[START OF Data listing]

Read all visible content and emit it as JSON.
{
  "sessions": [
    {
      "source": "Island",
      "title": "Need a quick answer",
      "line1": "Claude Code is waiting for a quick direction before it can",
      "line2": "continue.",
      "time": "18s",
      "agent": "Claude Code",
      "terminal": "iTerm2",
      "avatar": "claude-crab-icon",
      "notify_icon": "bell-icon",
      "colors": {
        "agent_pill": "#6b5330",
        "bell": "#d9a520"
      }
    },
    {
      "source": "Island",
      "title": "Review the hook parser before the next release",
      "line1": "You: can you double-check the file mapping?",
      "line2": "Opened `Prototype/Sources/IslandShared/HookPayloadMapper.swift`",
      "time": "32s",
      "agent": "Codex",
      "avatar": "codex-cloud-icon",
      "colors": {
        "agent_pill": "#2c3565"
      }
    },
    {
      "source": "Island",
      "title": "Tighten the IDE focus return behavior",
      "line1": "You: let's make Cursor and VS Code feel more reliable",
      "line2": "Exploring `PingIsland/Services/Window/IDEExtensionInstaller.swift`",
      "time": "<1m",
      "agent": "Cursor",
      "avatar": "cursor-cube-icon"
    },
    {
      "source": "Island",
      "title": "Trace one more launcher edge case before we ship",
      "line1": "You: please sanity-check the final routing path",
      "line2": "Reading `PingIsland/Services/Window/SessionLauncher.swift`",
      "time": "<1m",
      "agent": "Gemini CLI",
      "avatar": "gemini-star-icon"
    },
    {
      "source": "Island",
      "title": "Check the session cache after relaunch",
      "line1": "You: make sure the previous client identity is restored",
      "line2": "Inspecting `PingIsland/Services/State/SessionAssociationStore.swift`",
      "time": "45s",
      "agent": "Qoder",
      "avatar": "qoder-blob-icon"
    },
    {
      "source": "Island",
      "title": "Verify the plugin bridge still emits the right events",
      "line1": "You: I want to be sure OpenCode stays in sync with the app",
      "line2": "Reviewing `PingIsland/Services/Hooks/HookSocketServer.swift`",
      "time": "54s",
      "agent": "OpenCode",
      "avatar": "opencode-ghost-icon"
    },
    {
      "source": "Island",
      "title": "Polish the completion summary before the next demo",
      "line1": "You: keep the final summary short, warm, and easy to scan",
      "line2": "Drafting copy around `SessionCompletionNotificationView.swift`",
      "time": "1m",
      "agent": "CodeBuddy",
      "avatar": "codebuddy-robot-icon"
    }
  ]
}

[END OF Data listing]

Exercise objective: Copy out every line that includes the word "make".

Reply to the exercise:
      "line1": "You: let's make Cursor and VS Code feel more reliable",
      "line1": "You: make sure the previous client identity is restored",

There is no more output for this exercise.